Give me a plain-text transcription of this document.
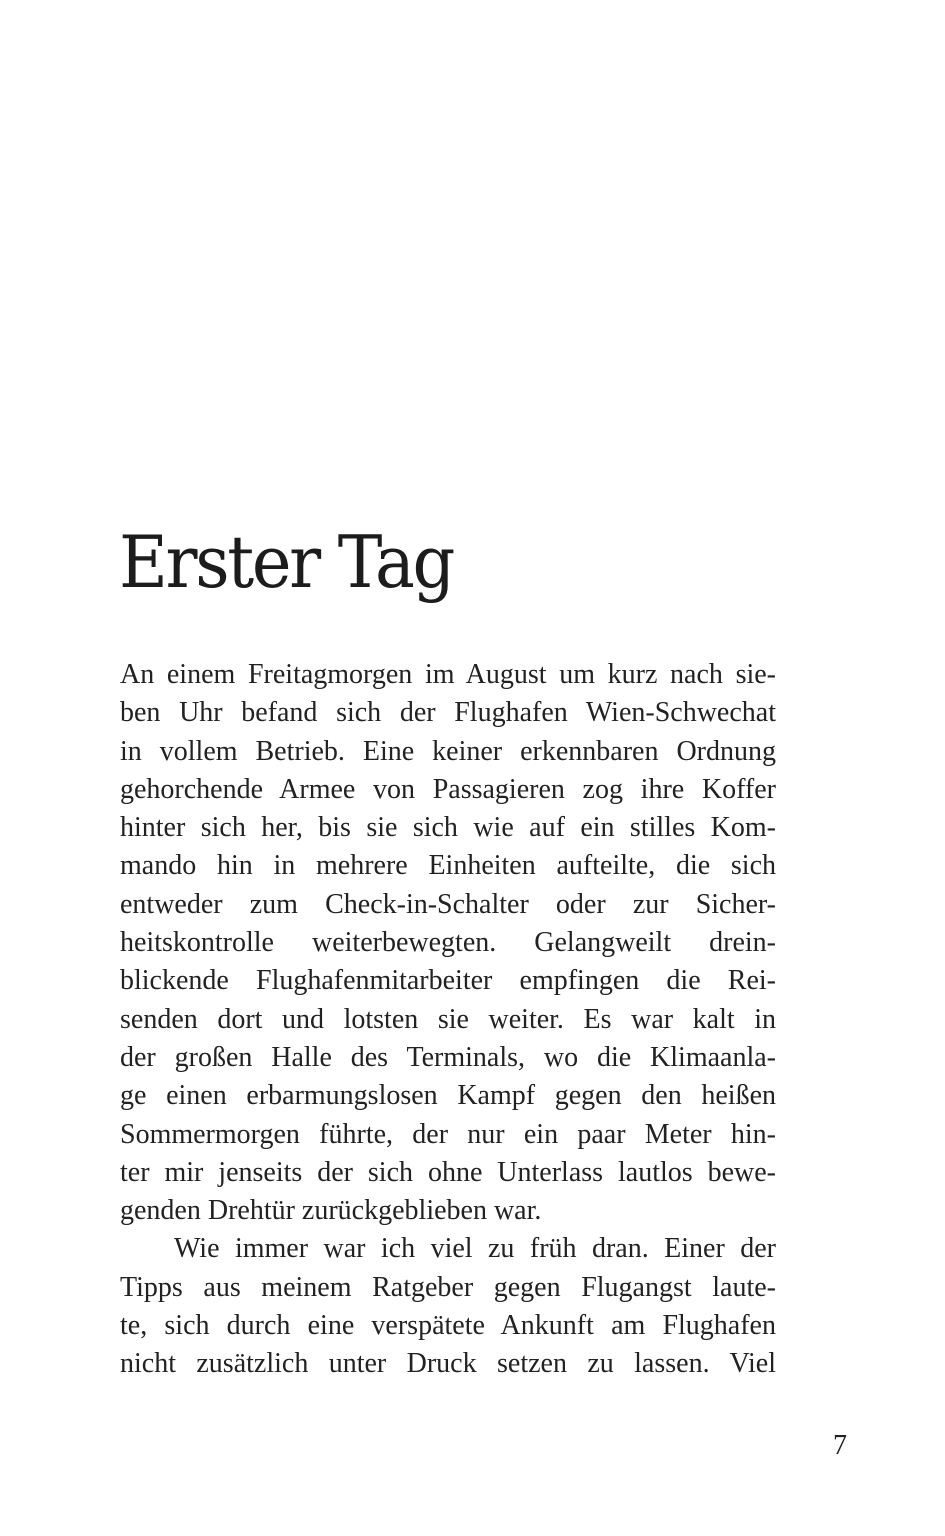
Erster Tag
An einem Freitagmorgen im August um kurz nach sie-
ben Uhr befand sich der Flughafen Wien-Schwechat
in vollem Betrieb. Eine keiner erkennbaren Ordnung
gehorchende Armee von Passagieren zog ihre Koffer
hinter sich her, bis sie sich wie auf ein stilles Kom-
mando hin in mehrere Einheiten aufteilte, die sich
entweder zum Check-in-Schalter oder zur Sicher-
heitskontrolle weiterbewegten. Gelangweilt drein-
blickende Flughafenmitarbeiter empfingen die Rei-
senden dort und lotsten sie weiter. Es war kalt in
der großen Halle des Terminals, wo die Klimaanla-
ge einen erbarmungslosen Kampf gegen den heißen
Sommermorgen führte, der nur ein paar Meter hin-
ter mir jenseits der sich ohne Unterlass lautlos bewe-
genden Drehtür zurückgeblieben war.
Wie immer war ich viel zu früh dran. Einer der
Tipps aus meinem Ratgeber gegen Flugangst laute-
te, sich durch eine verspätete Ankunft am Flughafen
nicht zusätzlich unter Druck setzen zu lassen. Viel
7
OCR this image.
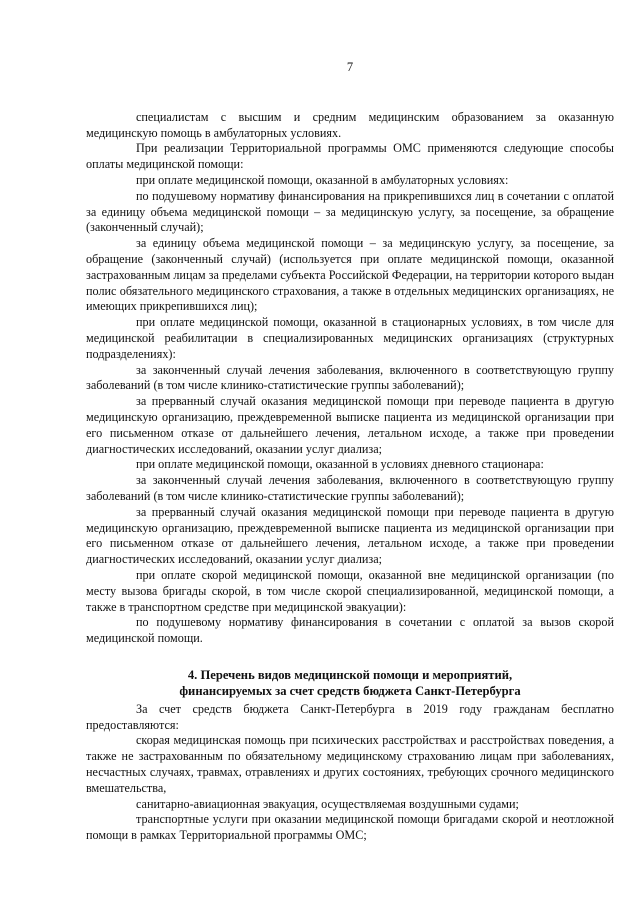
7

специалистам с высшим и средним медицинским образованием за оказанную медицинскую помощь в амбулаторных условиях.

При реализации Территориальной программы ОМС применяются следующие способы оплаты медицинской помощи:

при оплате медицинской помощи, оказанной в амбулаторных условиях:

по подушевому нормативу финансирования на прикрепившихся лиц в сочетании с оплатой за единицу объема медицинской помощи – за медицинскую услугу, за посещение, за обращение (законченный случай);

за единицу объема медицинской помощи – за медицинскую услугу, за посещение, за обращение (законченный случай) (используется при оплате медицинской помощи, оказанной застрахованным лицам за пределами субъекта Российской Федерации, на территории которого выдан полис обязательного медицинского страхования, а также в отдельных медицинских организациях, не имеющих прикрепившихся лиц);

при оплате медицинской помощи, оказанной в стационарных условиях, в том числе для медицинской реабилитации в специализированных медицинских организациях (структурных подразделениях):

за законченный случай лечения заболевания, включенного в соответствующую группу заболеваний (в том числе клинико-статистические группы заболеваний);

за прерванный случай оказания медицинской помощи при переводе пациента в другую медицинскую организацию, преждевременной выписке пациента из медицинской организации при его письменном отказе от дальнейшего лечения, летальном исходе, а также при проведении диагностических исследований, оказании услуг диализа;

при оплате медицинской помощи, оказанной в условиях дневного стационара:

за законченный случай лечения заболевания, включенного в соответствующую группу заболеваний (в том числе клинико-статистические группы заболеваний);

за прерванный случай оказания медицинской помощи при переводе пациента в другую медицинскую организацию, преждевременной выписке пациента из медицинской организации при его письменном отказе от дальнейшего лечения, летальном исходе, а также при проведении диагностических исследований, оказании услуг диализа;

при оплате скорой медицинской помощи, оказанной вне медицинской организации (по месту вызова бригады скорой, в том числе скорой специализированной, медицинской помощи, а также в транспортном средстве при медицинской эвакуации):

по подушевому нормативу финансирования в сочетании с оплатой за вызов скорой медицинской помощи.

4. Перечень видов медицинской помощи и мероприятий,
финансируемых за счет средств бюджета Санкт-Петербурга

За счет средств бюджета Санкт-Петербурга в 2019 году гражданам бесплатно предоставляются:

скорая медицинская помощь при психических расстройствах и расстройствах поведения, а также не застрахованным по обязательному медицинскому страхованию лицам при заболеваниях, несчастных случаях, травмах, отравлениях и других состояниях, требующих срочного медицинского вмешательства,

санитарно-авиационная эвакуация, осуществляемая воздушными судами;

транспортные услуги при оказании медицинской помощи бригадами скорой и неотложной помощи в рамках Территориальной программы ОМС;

Problem statement -
Say how many lines in the records contain the string "объема", and say nothing else.

Solution for this problem -
2